Exercise
Read the records and write them out again exactly.
━━━━━━━━━━━━━━━━
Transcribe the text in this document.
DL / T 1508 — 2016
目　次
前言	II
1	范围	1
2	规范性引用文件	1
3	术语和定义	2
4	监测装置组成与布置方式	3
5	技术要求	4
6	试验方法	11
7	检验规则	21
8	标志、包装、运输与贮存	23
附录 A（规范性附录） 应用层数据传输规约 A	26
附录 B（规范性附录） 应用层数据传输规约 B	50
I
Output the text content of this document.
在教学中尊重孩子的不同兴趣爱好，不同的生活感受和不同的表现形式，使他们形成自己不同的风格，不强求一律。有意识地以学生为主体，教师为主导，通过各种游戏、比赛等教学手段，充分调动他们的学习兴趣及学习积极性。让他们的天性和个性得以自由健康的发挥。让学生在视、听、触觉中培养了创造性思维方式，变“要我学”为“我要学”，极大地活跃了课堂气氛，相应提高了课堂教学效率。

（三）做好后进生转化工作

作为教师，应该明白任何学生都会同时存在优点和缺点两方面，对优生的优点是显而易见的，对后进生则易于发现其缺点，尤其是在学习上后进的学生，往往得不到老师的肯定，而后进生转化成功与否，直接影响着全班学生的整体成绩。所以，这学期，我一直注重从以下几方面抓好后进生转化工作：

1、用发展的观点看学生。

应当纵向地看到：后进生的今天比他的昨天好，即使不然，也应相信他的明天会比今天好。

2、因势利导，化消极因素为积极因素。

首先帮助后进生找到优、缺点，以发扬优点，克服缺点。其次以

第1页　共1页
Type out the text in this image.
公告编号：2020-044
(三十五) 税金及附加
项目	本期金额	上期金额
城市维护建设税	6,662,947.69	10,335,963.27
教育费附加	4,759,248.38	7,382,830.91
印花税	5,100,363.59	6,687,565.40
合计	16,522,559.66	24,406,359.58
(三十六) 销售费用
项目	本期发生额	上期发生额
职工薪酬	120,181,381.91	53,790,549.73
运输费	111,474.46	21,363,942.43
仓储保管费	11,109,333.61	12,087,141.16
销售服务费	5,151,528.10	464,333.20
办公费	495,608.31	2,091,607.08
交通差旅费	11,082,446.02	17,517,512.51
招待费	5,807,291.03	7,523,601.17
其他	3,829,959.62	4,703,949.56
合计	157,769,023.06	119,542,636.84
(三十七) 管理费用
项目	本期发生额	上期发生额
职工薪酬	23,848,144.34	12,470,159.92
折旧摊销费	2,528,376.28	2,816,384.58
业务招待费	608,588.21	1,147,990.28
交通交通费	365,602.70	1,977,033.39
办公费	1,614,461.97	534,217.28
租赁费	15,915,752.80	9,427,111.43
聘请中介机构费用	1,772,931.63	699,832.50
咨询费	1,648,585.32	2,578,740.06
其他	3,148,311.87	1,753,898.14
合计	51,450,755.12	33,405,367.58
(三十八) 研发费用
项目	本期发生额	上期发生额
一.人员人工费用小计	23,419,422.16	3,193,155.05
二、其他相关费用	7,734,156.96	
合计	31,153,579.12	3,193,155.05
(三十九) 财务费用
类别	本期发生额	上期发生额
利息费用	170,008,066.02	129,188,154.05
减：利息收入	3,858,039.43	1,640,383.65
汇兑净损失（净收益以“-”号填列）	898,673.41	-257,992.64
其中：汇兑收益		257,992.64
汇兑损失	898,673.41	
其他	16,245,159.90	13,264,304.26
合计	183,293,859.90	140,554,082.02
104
━━━━━━━━━━━━━━━━
Exercise result
Transcribe the text in this document.
DL / T 1508 — 2016
目　次
前言	II
1	范围	1
2	规范性引用文件	1
3	术语和定义	2
4	监测装置组成与布置方式	3
5	技术要求	4
6	试验方法	11
7	检验规则	21
8	标志、包装、运输与贮存	23
附录 A（规范性附录） 应用层数据传输规约 A	26
附录 B（规范性附录） 应用层数据传输规约 B	50
I
Output the text content of this document.
在教学中尊重孩子的不同兴趣爱好，不同的生活感受和不同的表现形式，使他们形成自己不同的风格，不强求一律。有意识地以学生为主体，教师为主导，通过各种游戏、比赛等教学手段，充分调动他们的学习兴趣及学习积极性。让他们的天性和个性得以自由健康的发挥。让学生在视、听、触觉中培养了创造性思维方式，变“要我学”为“我要学”，极大地活跃了课堂气氛，相应提高了课堂教学效率。

（三）做好后进生转化工作

作为教师，应该明白任何学生都会同时存在优点和缺点两方面，对优生的优点是显而易见的，对后进生则易于发现其缺点，尤其是在学习上后进的学生，往往得不到老师的肯定，而后进生转化成功与否，直接影响着全班学生的整体成绩。所以，这学期，我一直注重从以下几方面抓好后进生转化工作：

1、用发展的观点看学生。

应当纵向地看到：后进生的今天比他的昨天好，即使不然，也应相信他的明天会比今天好。

2、因势利导，化消极因素为积极因素。

首先帮助后进生找到优、缺点，以发扬优点，克服缺点。其次以

第1页　共1页
Type out the text in this image.
公告编号：2020-044
(三十五) 税金及附加
项目	本期金额	上期金额
城市维护建设税	6,662,947.69	10,335,963.27
教育费附加	4,759,248.38	7,382,830.91
印花税	5,100,363.59	6,687,565.40
合计	16,522,559.66	24,406,359.58
(三十六) 销售费用
项目	本期发生额	上期发生额
职工薪酬	120,181,381.91	53,790,549.73
运输费	111,474.46	21,363,942.43
仓储保管费	11,109,333.61	12,087,141.16
销售服务费	5,151,528.10	464,333.20
办公费	495,608.31	2,091,607.08
交通差旅费	11,082,446.02	17,517,512.51
招待费	5,807,291.03	7,523,601.17
其他	3,829,959.62	4,703,949.56
合计	157,769,023.06	119,542,636.84
(三十七) 管理费用
项目	本期发生额	上期发生额
职工薪酬	23,848,144.34	12,470,159.92
折旧摊销费	2,528,376.28	2,816,384.58
业务招待费	608,588.21	1,147,990.28
交通交通费	365,602.70	1,977,033.39
办公费	1,614,461.97	534,217.28
租赁费	15,915,752.80	9,427,111.43
聘请中介机构费用	1,772,931.63	699,832.50
咨询费	1,648,585.32	2,578,740.06
其他	3,148,311.87	1,753,898.14
合计	51,450,755.12	33,405,367.58
(三十八) 研发费用
项目	本期发生额	上期发生额
一.人员人工费用小计	23,419,422.16	3,193,155.05
二、其他相关费用	7,734,156.96	
合计	31,153,579.12	3,193,155.05
(三十九) 财务费用
类别	本期发生额	上期发生额
利息费用	170,008,066.02	129,188,154.05
减：利息收入	3,858,039.43	1,640,383.65
汇兑净损失（净收益以“-”号填列）	898,673.41	-257,992.64
其中：汇兑收益		257,992.64
汇兑损失	898,673.41	
其他	16,245,159.90	13,264,304.26
合计	183,293,859.90	140,554,082.02
104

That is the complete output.